> **WORK INSTRUCTIONS**
Copy out every record precisely.

> **Dataset records**
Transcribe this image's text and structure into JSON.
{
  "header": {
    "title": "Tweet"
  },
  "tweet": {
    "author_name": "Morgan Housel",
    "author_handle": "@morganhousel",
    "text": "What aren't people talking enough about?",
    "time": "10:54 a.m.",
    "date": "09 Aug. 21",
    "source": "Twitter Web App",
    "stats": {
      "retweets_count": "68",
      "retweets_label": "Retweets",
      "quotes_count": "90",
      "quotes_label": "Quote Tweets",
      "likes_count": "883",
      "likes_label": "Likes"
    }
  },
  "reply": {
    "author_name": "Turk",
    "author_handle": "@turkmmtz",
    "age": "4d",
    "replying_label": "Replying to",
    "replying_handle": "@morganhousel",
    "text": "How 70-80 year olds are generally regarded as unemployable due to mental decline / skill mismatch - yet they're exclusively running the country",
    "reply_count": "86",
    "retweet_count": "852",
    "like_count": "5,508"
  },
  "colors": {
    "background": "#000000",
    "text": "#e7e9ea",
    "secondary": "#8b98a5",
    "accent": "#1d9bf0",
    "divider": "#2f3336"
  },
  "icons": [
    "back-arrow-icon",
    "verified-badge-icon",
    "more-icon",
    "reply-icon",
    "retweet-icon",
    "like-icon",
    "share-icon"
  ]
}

> **TASK RESPONSE**
Transcribe this image's text and structure into JSON.
{
  "header": {
    "title": "Tweet"
  },
  "tweet": {
    "author_name": "Morgan Housel",
    "author_handle": "@morganhousel",
    "text": "What aren't people talking enough about?",
    "time": "10:54 a.m.",
    "date": "09 Aug. 21",
    "source": "Twitter Web App",
    "stats": {
      "retweets_count": "68",
      "retweets_label": "Retweets",
      "quotes_count": "90",
      "quotes_label": "Quote Tweets",
      "likes_count": "883",
      "likes_label": "Likes"
    }
  },
  "reply": {
    "author_name": "Turk",
    "author_handle": "@turkmmtz",
    "age": "4d",
    "replying_label": "Replying to",
    "replying_handle": "@morganhousel",
    "text": "How 70-80 year olds are generally regarded as unemployable due to mental decline / skill mismatch - yet they're exclusively running the country",
    "reply_count": "86",
    "retweet_count": "852",
    "like_count": "5,508"
  },
  "colors": {
    "background": "#000000",
    "text": "#e7e9ea",
    "secondary": "#8b98a5",
    "accent": "#1d9bf0",
    "divider": "#2f3336"
  },
  "icons": [
    "back-arrow-icon",
    "verified-badge-icon",
    "more-icon",
    "reply-icon",
    "retweet-icon",
    "like-icon",
    "share-icon"
  ]
}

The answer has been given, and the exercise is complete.